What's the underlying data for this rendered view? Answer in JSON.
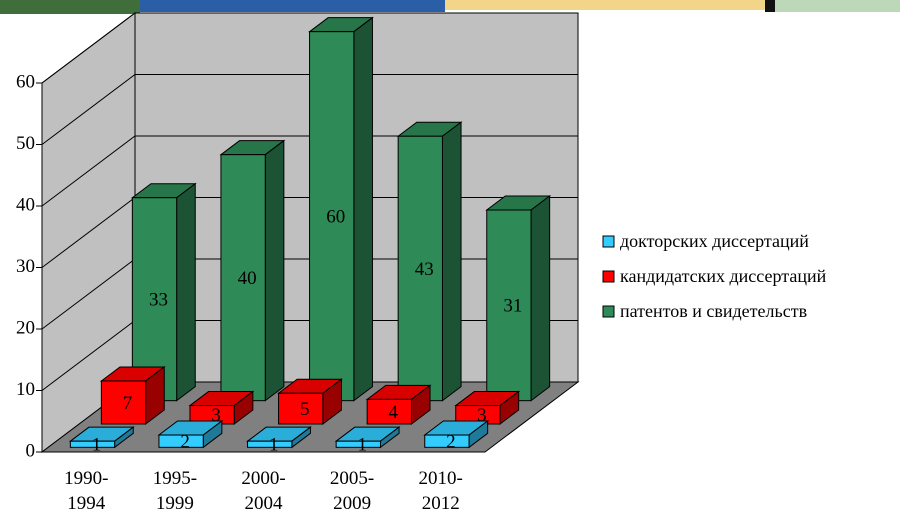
{
  "chart_data": {
    "type": "bar3d",
    "categories": [
      "1990-\n1994",
      "1995-\n1999",
      "2000-\n2004",
      "2005-\n2009",
      "2010-\n2012"
    ],
    "series": [
      {
        "name": "докторских диссертаций",
        "color": "#33ccff",
        "values": [
          1,
          2,
          1,
          1,
          2
        ]
      },
      {
        "name": "кандидатских диссертаций",
        "color": "#ff0000",
        "values": [
          7,
          3,
          5,
          4,
          3
        ]
      },
      {
        "name": "патентов и свидетельств",
        "color": "#2e8b57",
        "values": [
          33,
          40,
          60,
          43,
          31
        ]
      }
    ],
    "ylim": [
      0,
      60
    ],
    "yticks": [
      0,
      10,
      20,
      30,
      40,
      50,
      60
    ],
    "grid": true,
    "legend": "right"
  }
}
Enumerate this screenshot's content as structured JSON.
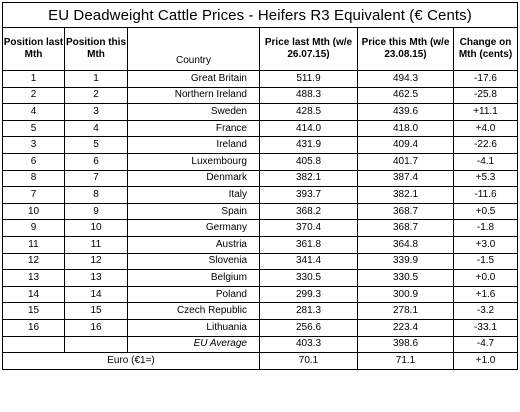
{
  "title": "EU Deadweight Cattle Prices - Heifers R3 Equivalent (€ Cents)",
  "headers": {
    "pos_last": "Position last Mth",
    "pos_this": "Position this Mth",
    "country": "Country",
    "price_last": "Price last Mth (w/e 26.07.15)",
    "price_this": "Price this Mth (w/e 23.08.15)",
    "change": "Change on Mth (cents)"
  },
  "rows": [
    {
      "pos_last": "1",
      "pos_this": "1",
      "country": "Great Britain",
      "price_last": "511.9",
      "price_this": "494.3",
      "change": "-17.6"
    },
    {
      "pos_last": "2",
      "pos_this": "2",
      "country": "Northern Ireland",
      "price_last": "488.3",
      "price_this": "462.5",
      "change": "-25.8"
    },
    {
      "pos_last": "4",
      "pos_this": "3",
      "country": "Sweden",
      "price_last": "428.5",
      "price_this": "439.6",
      "change": "+11.1"
    },
    {
      "pos_last": "5",
      "pos_this": "4",
      "country": "France",
      "price_last": "414.0",
      "price_this": "418.0",
      "change": "+4.0"
    },
    {
      "pos_last": "3",
      "pos_this": "5",
      "country": "Ireland",
      "price_last": "431.9",
      "price_this": "409.4",
      "change": "-22.6"
    },
    {
      "pos_last": "6",
      "pos_this": "6",
      "country": "Luxembourg",
      "price_last": "405.8",
      "price_this": "401.7",
      "change": "-4.1"
    },
    {
      "pos_last": "8",
      "pos_this": "7",
      "country": "Denmark",
      "price_last": "382.1",
      "price_this": "387.4",
      "change": "+5.3"
    },
    {
      "pos_last": "7",
      "pos_this": "8",
      "country": "Italy",
      "price_last": "393.7",
      "price_this": "382.1",
      "change": "-11.6"
    },
    {
      "pos_last": "10",
      "pos_this": "9",
      "country": "Spain",
      "price_last": "368.2",
      "price_this": "368.7",
      "change": "+0.5"
    },
    {
      "pos_last": "9",
      "pos_this": "10",
      "country": "Germany",
      "price_last": "370.4",
      "price_this": "368.7",
      "change": "-1.8"
    },
    {
      "pos_last": "11",
      "pos_this": "11",
      "country": "Austria",
      "price_last": "361.8",
      "price_this": "364.8",
      "change": "+3.0"
    },
    {
      "pos_last": "12",
      "pos_this": "12",
      "country": "Slovenia",
      "price_last": "341.4",
      "price_this": "339.9",
      "change": "-1.5"
    },
    {
      "pos_last": "13",
      "pos_this": "13",
      "country": "Belgium",
      "price_last": "330.5",
      "price_this": "330.5",
      "change": "+0.0"
    },
    {
      "pos_last": "14",
      "pos_this": "14",
      "country": "Poland",
      "price_last": "299.3",
      "price_this": "300.9",
      "change": "+1.6"
    },
    {
      "pos_last": "15",
      "pos_this": "15",
      "country": "Czech Republic",
      "price_last": "281.3",
      "price_this": "278.1",
      "change": "-3.2"
    },
    {
      "pos_last": "16",
      "pos_this": "16",
      "country": "Lithuania",
      "price_last": "256.6",
      "price_this": "223.4",
      "change": "-33.1"
    }
  ],
  "average": {
    "label": "EU Average",
    "price_last": "403.3",
    "price_this": "398.6",
    "change": "-4.7"
  },
  "euro": {
    "label": "Euro (€1=)",
    "price_last": "70.1",
    "price_this": "71.1",
    "change": "+1.0"
  }
}
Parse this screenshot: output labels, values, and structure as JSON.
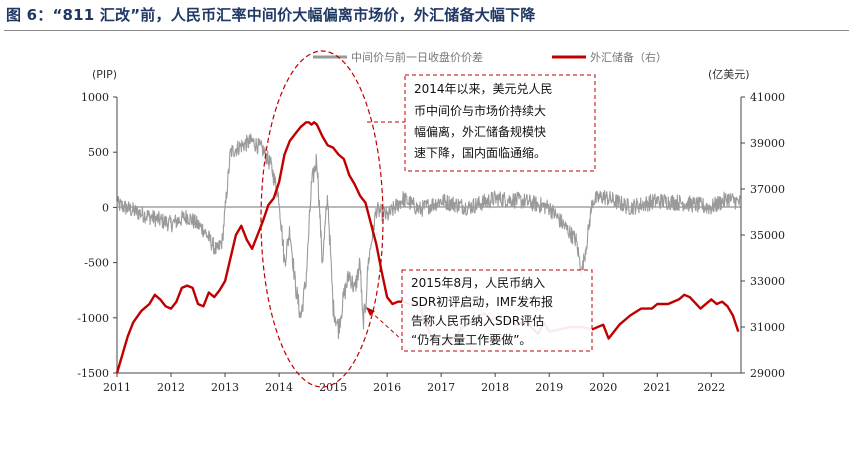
{
  "figure": {
    "title": "图 6：“811 汇改”前，人民币汇率中间价大幅偏离市场价，外汇储备大幅下降"
  },
  "chart_data": {
    "type": "line",
    "left_axis": {
      "unit_label": "(PIP)",
      "ylim": [
        -1500,
        1000
      ],
      "ticks": [
        1000,
        500,
        0,
        -500,
        -1000,
        -1500
      ]
    },
    "right_axis": {
      "unit_label": "(亿美元)",
      "ylim": [
        29000,
        41000
      ],
      "ticks": [
        41000,
        39000,
        37000,
        35000,
        33000,
        31000,
        29000
      ]
    },
    "x_axis": {
      "xlim": [
        2011,
        2022.55
      ],
      "tick_labels": [
        "2011",
        "2012",
        "2013",
        "2014",
        "2015",
        "2016",
        "2017",
        "2018",
        "2019",
        "2020",
        "2021",
        "2022"
      ]
    },
    "legend": {
      "placement": "top-center"
    },
    "series": [
      {
        "name": "中间价与前一日收盘价价差",
        "axis": "left",
        "color": "#999999",
        "x": [
          2011.0,
          2011.3,
          2011.7,
          2012.0,
          2012.3,
          2012.6,
          2012.85,
          2012.95,
          2013.1,
          2013.3,
          2013.5,
          2013.7,
          2013.85,
          2014.0,
          2014.1,
          2014.2,
          2014.3,
          2014.4,
          2014.5,
          2014.6,
          2014.7,
          2014.8,
          2014.9,
          2015.0,
          2015.1,
          2015.2,
          2015.3,
          2015.4,
          2015.5,
          2015.55,
          2015.6,
          2015.65,
          2015.8,
          2016.0,
          2016.3,
          2016.6,
          2017.0,
          2017.5,
          2018.0,
          2018.5,
          2019.0,
          2019.5,
          2019.6,
          2019.7,
          2019.8,
          2020.0,
          2020.5,
          2021.0,
          2021.5,
          2022.0,
          2022.3,
          2022.55
        ],
        "values": [
          30,
          -30,
          -100,
          -150,
          -80,
          -200,
          -400,
          -300,
          500,
          560,
          600,
          520,
          380,
          80,
          -500,
          -200,
          -700,
          -1000,
          -650,
          200,
          450,
          -500,
          100,
          -900,
          -1100,
          -800,
          -600,
          -750,
          -500,
          -1050,
          -900,
          -500,
          -20,
          -80,
          80,
          -20,
          60,
          0,
          80,
          60,
          0,
          -300,
          -600,
          -300,
          60,
          100,
          0,
          60,
          40,
          0,
          80,
          40
        ]
      },
      {
        "name": "外汇储备（右）",
        "axis": "right",
        "color": "#c00000",
        "x": [
          2011.0,
          2011.1,
          2011.2,
          2011.3,
          2011.45,
          2011.6,
          2011.7,
          2011.8,
          2011.9,
          2012.0,
          2012.1,
          2012.2,
          2012.3,
          2012.4,
          2012.5,
          2012.6,
          2012.7,
          2012.8,
          2012.9,
          2013.0,
          2013.1,
          2013.2,
          2013.3,
          2013.4,
          2013.5,
          2013.6,
          2013.7,
          2013.8,
          2013.9,
          2014.0,
          2014.1,
          2014.2,
          2014.3,
          2014.4,
          2014.5,
          2014.55,
          2014.6,
          2014.65,
          2014.7,
          2014.8,
          2014.9,
          2015.0,
          2015.1,
          2015.2,
          2015.3,
          2015.4,
          2015.5,
          2015.6,
          2015.7,
          2015.8,
          2015.9,
          2016.0,
          2016.1,
          2016.2,
          2016.3,
          2016.4,
          2016.5,
          2016.6,
          2016.7,
          2016.8,
          2016.9,
          2017.0,
          2017.1,
          2017.2,
          2017.3,
          2017.4,
          2017.5,
          2017.6,
          2017.7,
          2017.8,
          2017.9,
          2018.0,
          2018.1,
          2018.2,
          2018.3,
          2018.4,
          2018.5,
          2018.6,
          2018.7,
          2018.8,
          2018.9,
          2019.0,
          2019.2,
          2019.4,
          2019.6,
          2019.8,
          2020.0,
          2020.1,
          2020.2,
          2020.3,
          2020.5,
          2020.7,
          2020.9,
          2021.0,
          2021.2,
          2021.4,
          2021.5,
          2021.6,
          2021.8,
          2022.0,
          2022.1,
          2022.2,
          2022.3,
          2022.4,
          2022.5
        ],
        "values": [
          29000,
          29800,
          30600,
          31200,
          31700,
          32000,
          32400,
          32200,
          31900,
          31800,
          32100,
          32700,
          32800,
          32700,
          32000,
          31900,
          32500,
          32300,
          32600,
          33000,
          34000,
          35000,
          35400,
          34800,
          34400,
          35000,
          35600,
          36300,
          36600,
          37300,
          38500,
          39100,
          39400,
          39700,
          39900,
          39900,
          39800,
          39900,
          39800,
          39300,
          38900,
          38800,
          38500,
          38300,
          37600,
          37200,
          36700,
          36400,
          35500,
          34600,
          33400,
          32300,
          32000,
          32100,
          32100,
          32000,
          32000,
          31900,
          31200,
          30700,
          30300,
          30200,
          30300,
          30500,
          30700,
          31000,
          31100,
          31300,
          31500,
          31600,
          31300,
          31400,
          31500,
          31300,
          31200,
          31100,
          31200,
          31200,
          30900,
          30700,
          31200,
          30800,
          30900,
          31000,
          31000,
          30900,
          31100,
          30500,
          30800,
          31100,
          31500,
          31800,
          31800,
          32000,
          32000,
          32200,
          32400,
          32300,
          31800,
          32200,
          32000,
          32100,
          31900,
          31500,
          30800
        ]
      }
    ],
    "annotations": [
      {
        "lines": [
          "2014年以来，美元兑人民",
          "币中间价与市场价持续大",
          "幅偏离，外汇储备规模快",
          "速下降，国内面临通缩。"
        ]
      },
      {
        "lines": [
          "2015年8月，人民币纳入",
          "SDR初评启动，IMF发布报",
          "告称人民币纳入SDR评估",
          "“仍有大量工作要做”。"
        ]
      }
    ]
  }
}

########################################

## Stated task
Search the records for the string "name" and return every line in which it occurs.

## Written solution
        "name": "докторских диссертаций",
        "name": "кандидатских диссертаций",
        "name": "патентов и свидетельств",
        "name": "中间价与前一日收盘价价差",
        "name": "外汇储备（右）",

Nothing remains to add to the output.